Data records
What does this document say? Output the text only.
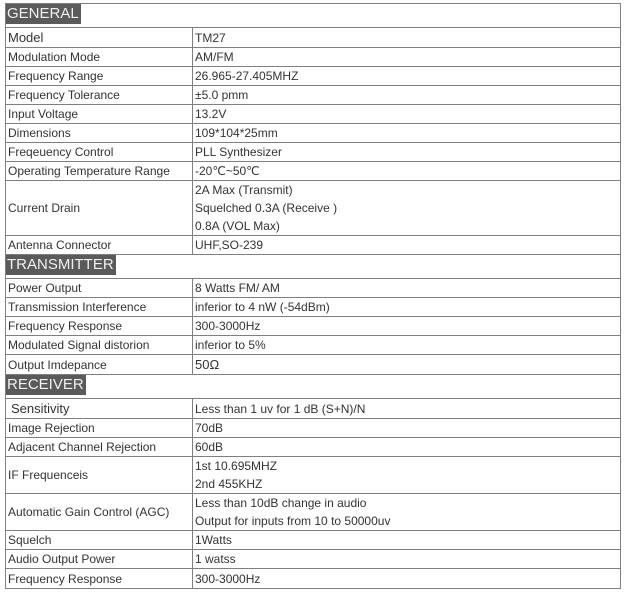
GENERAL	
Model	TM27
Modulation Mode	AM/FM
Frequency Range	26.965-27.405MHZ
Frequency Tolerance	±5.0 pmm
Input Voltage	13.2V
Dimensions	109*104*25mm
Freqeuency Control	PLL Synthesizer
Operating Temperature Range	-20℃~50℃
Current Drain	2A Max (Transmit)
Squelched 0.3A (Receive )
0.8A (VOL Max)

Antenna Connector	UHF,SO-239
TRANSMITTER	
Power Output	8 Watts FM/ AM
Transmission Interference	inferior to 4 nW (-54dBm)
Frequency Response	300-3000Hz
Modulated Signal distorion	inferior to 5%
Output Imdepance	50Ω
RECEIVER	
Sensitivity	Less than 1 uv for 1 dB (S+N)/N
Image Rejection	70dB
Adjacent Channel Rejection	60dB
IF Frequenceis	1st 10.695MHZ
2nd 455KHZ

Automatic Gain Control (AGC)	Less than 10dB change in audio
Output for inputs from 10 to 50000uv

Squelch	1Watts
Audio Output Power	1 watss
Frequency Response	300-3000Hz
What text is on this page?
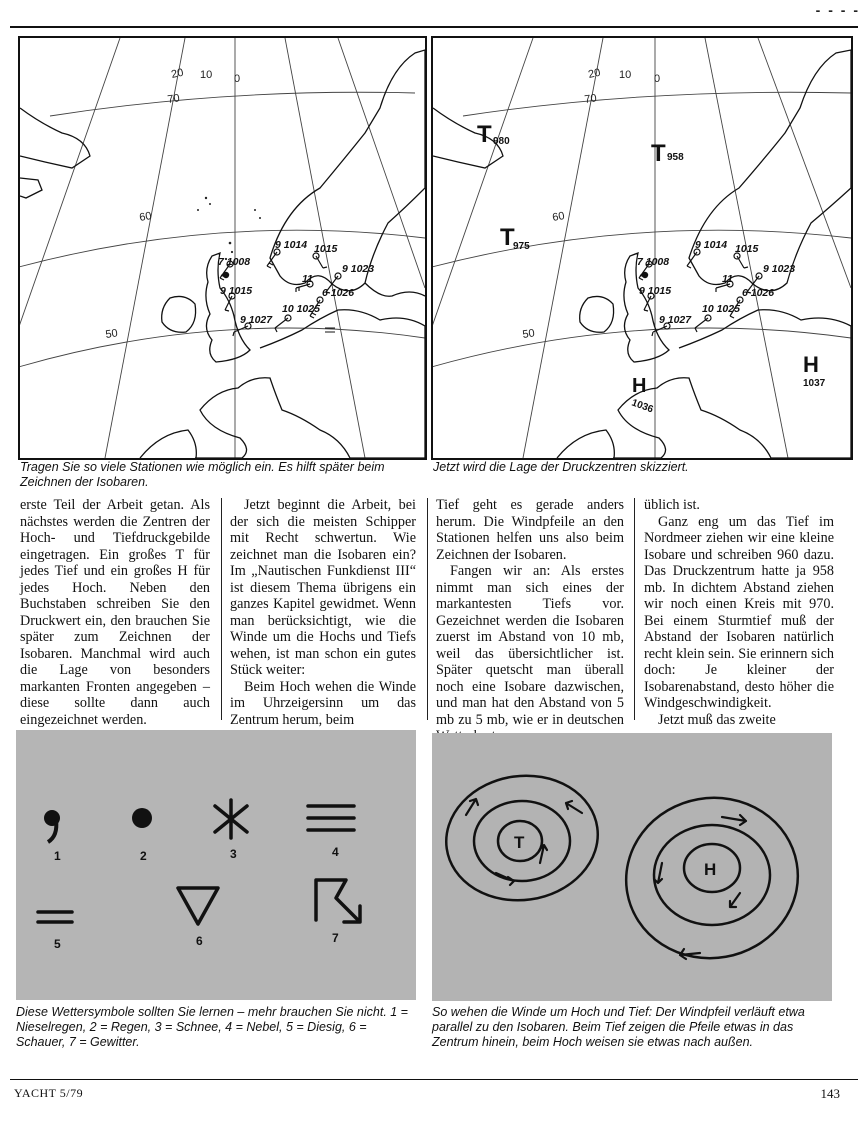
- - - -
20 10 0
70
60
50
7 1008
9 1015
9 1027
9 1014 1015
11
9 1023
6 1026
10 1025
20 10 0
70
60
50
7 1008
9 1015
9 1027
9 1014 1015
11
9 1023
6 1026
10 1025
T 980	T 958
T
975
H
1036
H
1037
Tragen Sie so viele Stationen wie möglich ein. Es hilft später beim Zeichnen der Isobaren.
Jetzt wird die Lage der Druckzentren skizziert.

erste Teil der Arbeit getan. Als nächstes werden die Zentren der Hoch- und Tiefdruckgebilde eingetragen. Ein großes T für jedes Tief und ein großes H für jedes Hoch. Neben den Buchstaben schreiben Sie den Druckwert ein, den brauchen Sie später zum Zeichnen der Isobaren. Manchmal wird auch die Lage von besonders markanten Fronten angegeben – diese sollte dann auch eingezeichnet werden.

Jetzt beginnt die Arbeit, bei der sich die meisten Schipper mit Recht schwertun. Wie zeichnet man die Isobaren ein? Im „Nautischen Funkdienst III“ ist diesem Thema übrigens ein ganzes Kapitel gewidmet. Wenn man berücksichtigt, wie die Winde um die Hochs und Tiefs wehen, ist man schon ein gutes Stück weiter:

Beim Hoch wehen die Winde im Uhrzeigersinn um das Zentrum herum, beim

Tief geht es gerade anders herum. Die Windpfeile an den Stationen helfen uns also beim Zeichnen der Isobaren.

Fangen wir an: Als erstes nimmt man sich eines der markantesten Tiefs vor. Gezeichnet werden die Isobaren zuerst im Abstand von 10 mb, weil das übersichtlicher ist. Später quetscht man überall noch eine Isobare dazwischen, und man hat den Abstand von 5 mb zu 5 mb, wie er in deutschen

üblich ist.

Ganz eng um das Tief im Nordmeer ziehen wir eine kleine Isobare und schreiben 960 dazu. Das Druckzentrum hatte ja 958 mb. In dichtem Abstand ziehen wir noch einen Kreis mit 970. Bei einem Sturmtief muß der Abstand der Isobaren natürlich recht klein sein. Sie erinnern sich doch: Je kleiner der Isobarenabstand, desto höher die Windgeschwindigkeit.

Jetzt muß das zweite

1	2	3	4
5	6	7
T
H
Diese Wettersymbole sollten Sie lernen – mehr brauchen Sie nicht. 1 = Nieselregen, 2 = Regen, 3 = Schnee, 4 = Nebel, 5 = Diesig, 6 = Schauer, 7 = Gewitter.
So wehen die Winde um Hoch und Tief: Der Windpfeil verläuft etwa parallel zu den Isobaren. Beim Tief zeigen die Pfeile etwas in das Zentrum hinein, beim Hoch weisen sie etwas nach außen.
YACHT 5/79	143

The request -> All of the lines above should be printed exactly, minus the pictures.

Correct result ->
What does this document say? Output the text only.
GENERAL	
Model	TM27
Modulation Mode	AM/FM
Frequency Range	26.965-27.405MHZ
Frequency Tolerance	±5.0 pmm
Input Voltage	13.2V
Dimensions	109*104*25mm
Freqeuency Control	PLL Synthesizer
Operating Temperature Range	-20℃~50℃
Current Drain	2A Max (Transmit)
Squelched 0.3A (Receive )
0.8A (VOL Max)

Antenna Connector	UHF,SO-239
TRANSMITTER	
Power Output	8 Watts FM/ AM
Transmission Interference	inferior to 4 nW (-54dBm)
Frequency Response	300-3000Hz
Modulated Signal distorion	inferior to 5%
Output Imdepance	50Ω
RECEIVER	
Sensitivity	Less than 1 uv for 1 dB (S+N)/N
Image Rejection	70dB
Adjacent Channel Rejection	60dB
IF Frequenceis	1st 10.695MHZ
2nd 455KHZ

Automatic Gain Control (AGC)	Less than 10dB change in audio
Output for inputs from 10 to 50000uv

Squelch	1Watts
Audio Output Power	1 watss
Frequency Response	300-3000Hz
What text is on this page?
- - - -
20 10 0
70
60
50
7 1008
9 1015
9 1027
9 1014 1015
11
9 1023
6 1026
10 1025
20 10 0
70
60
50
7 1008
9 1015
9 1027
9 1014 1015
11
9 1023
6 1026
10 1025
T 980	T 958
T
975
H
1036
H
1037
Tragen Sie so viele Stationen wie möglich ein. Es hilft später beim Zeichnen der Isobaren.
Jetzt wird die Lage der Druckzentren skizziert.

erste Teil der Arbeit getan. Als nächstes werden die Zentren der Hoch- und Tiefdruckgebilde eingetragen. Ein großes T für jedes Tief und ein großes H für jedes Hoch. Neben den Buchstaben schreiben Sie den Druckwert ein, den brauchen Sie später zum Zeichnen der Isobaren. Manchmal wird auch die Lage von besonders markanten Fronten angegeben – diese sollte dann auch eingezeichnet werden.

Jetzt beginnt die Arbeit, bei der sich die meisten Schipper mit Recht schwertun. Wie zeichnet man die Isobaren ein? Im „Nautischen Funkdienst III“ ist diesem Thema übrigens ein ganzes Kapitel gewidmet. Wenn man berücksichtigt, wie die Winde um die Hochs und Tiefs wehen, ist man schon ein gutes Stück weiter:

Beim Hoch wehen die Winde im Uhrzeigersinn um das Zentrum herum, beim

Tief geht es gerade anders herum. Die Windpfeile an den Stationen helfen uns also beim Zeichnen der Isobaren.

Fangen wir an: Als erstes nimmt man sich eines der markantesten Tiefs vor. Gezeichnet werden die Isobaren zuerst im Abstand von 10 mb, weil das übersichtlicher ist. Später quetscht man überall noch eine Isobare dazwischen, und man hat den Abstand von 5 mb zu 5 mb, wie er in deutschen

üblich ist.

Ganz eng um das Tief im Nordmeer ziehen wir eine kleine Isobare und schreiben 960 dazu. Das Druckzentrum hatte ja 958 mb. In dichtem Abstand ziehen wir noch einen Kreis mit 970. Bei einem Sturmtief muß der Abstand der Isobaren natürlich recht klein sein. Sie erinnern sich doch: Je kleiner der Isobarenabstand, desto höher die Windgeschwindigkeit.

Jetzt muß das zweite

1	2	3	4
5	6	7
T
H
Diese Wettersymbole sollten Sie lernen – mehr brauchen Sie nicht. 1 = Nieselregen, 2 = Regen, 3 = Schnee, 4 = Nebel, 5 = Diesig, 6 = Schauer, 7 = Gewitter.
So wehen die Winde um Hoch und Tief: Der Windpfeil verläuft etwa parallel zu den Isobaren. Beim Tief zeigen die Pfeile etwas in das Zentrum hinein, beim Hoch weisen sie etwas nach außen.
YACHT 5/79	143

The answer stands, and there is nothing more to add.